Information given:
------------
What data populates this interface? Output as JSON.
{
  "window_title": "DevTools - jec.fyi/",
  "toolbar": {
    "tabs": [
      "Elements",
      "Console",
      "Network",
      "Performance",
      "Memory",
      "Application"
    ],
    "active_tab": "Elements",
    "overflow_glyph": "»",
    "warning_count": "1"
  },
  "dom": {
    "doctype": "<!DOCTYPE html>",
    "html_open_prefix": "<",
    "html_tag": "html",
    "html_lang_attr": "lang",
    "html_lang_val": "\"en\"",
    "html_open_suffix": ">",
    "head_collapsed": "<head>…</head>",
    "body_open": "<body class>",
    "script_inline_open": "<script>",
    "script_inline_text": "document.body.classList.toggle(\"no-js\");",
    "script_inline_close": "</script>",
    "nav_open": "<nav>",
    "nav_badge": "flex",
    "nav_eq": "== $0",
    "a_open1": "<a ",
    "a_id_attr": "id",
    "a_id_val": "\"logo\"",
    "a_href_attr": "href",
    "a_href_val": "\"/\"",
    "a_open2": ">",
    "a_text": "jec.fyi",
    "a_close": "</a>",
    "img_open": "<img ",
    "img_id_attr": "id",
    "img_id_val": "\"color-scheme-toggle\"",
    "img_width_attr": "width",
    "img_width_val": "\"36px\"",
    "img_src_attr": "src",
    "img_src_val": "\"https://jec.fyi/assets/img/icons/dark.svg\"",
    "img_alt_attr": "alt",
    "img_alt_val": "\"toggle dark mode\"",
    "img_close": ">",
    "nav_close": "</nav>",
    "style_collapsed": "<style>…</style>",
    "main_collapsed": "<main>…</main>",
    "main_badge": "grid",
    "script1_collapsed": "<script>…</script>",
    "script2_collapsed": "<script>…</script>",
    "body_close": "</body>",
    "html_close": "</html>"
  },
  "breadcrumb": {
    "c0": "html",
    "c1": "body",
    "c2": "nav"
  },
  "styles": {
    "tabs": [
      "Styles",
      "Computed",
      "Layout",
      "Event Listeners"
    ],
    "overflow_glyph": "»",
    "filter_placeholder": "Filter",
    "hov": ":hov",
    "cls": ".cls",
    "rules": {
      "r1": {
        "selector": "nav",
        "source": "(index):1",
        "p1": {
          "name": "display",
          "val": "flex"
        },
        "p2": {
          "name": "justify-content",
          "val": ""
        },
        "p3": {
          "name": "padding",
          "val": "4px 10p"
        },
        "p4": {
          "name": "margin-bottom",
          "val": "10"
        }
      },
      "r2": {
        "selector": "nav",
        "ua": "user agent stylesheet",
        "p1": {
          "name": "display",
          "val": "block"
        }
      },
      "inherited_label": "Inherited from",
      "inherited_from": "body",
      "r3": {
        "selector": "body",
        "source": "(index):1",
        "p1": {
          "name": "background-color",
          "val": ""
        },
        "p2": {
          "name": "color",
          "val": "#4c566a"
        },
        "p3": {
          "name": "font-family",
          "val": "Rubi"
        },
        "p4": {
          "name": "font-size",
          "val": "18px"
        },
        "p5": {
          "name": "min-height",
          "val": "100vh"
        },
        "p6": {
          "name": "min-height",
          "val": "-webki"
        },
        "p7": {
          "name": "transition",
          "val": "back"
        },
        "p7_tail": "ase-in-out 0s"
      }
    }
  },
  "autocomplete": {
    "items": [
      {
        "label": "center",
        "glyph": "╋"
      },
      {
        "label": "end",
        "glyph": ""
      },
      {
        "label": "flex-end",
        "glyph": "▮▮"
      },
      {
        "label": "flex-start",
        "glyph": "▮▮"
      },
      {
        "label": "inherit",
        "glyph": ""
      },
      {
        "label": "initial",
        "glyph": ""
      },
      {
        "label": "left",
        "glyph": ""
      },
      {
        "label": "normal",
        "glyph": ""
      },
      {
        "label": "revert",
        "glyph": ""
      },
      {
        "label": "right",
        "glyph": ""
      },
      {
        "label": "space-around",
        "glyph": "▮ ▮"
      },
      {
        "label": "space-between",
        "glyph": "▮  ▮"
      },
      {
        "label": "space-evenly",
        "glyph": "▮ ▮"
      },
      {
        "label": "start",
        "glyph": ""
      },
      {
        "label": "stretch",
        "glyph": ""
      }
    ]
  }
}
------------
Repeat all entries. Match them exactly.

What data populates this interface? Output as JSON.
{
  "window_title": "DevTools - jec.fyi/",
  "toolbar": {
    "tabs": [
      "Elements",
      "Console",
      "Network",
      "Performance",
      "Memory",
      "Application"
    ],
    "active_tab": "Elements",
    "overflow_glyph": "»",
    "warning_count": "1"
  },
  "dom": {
    "doctype": "<!DOCTYPE html>",
    "html_open_prefix": "<",
    "html_tag": "html",
    "html_lang_attr": "lang",
    "html_lang_val": "\"en\"",
    "html_open_suffix": ">",
    "head_collapsed": "<head>…</head>",
    "body_open": "<body class>",
    "script_inline_open": "<script>",
    "script_inline_text": "document.body.classList.toggle(\"no-js\");",
    "script_inline_close": "</script>",
    "nav_open": "<nav>",
    "nav_badge": "flex",
    "nav_eq": "== $0",
    "a_open1": "<a ",
    "a_id_attr": "id",
    "a_id_val": "\"logo\"",
    "a_href_attr": "href",
    "a_href_val": "\"/\"",
    "a_open2": ">",
    "a_text": "jec.fyi",
    "a_close": "</a>",
    "img_open": "<img ",
    "img_id_attr": "id",
    "img_id_val": "\"color-scheme-toggle\"",
    "img_width_attr": "width",
    "img_width_val": "\"36px\"",
    "img_src_attr": "src",
    "img_src_val": "\"https://jec.fyi/assets/img/icons/dark.svg\"",
    "img_alt_attr": "alt",
    "img_alt_val": "\"toggle dark mode\"",
    "img_close": ">",
    "nav_close": "</nav>",
    "style_collapsed": "<style>…</style>",
    "main_collapsed": "<main>…</main>",
    "main_badge": "grid",
    "script1_collapsed": "<script>…</script>",
    "script2_collapsed": "<script>…</script>",
    "body_close": "</body>",
    "html_close": "</html>"
  },
  "breadcrumb": {
    "c0": "html",
    "c1": "body",
    "c2": "nav"
  },
  "styles": {
    "tabs": [
      "Styles",
      "Computed",
      "Layout",
      "Event Listeners"
    ],
    "overflow_glyph": "»",
    "filter_placeholder": "Filter",
    "hov": ":hov",
    "cls": ".cls",
    "rules": {
      "r1": {
        "selector": "nav",
        "source": "(index):1",
        "p1": {
          "name": "display",
          "val": "flex"
        },
        "p2": {
          "name": "justify-content",
          "val": ""
        },
        "p3": {
          "name": "padding",
          "val": "4px 10p"
        },
        "p4": {
          "name": "margin-bottom",
          "val": "10"
        }
      },
      "r2": {
        "selector": "nav",
        "ua": "user agent stylesheet",
        "p1": {
          "name": "display",
          "val": "block"
        }
      },
      "inherited_label": "Inherited from",
      "inherited_from": "body",
      "r3": {
        "selector": "body",
        "source": "(index):1",
        "p1": {
          "name": "background-color",
          "val": ""
        },
        "p2": {
          "name": "color",
          "val": "#4c566a"
        },
        "p3": {
          "name": "font-family",
          "val": "Rubi"
        },
        "p4": {
          "name": "font-size",
          "val": "18px"
        },
        "p5": {
          "name": "min-height",
          "val": "100vh"
        },
        "p6": {
          "name": "min-height",
          "val": "-webki"
        },
        "p7": {
          "name": "transition",
          "val": "back"
        },
        "p7_tail": "ase-in-out 0s"
      }
    }
  },
  "autocomplete": {
    "items": [
      {
        "label": "center",
        "glyph": "╋"
      },
      {
        "label": "end",
        "glyph": ""
      },
      {
        "label": "flex-end",
        "glyph": "▮▮"
      },
      {
        "label": "flex-start",
        "glyph": "▮▮"
      },
      {
        "label": "inherit",
        "glyph": ""
      },
      {
        "label": "initial",
        "glyph": ""
      },
      {
        "label": "left",
        "glyph": ""
      },
      {
        "label": "normal",
        "glyph": ""
      },
      {
        "label": "revert",
        "glyph": ""
      },
      {
        "label": "right",
        "glyph": ""
      },
      {
        "label": "space-around",
        "glyph": "▮ ▮"
      },
      {
        "label": "space-between",
        "glyph": "▮  ▮"
      },
      {
        "label": "space-evenly",
        "glyph": "▮ ▮"
      },
      {
        "label": "start",
        "glyph": ""
      },
      {
        "label": "stretch",
        "glyph": ""
      }
    ]
  }
}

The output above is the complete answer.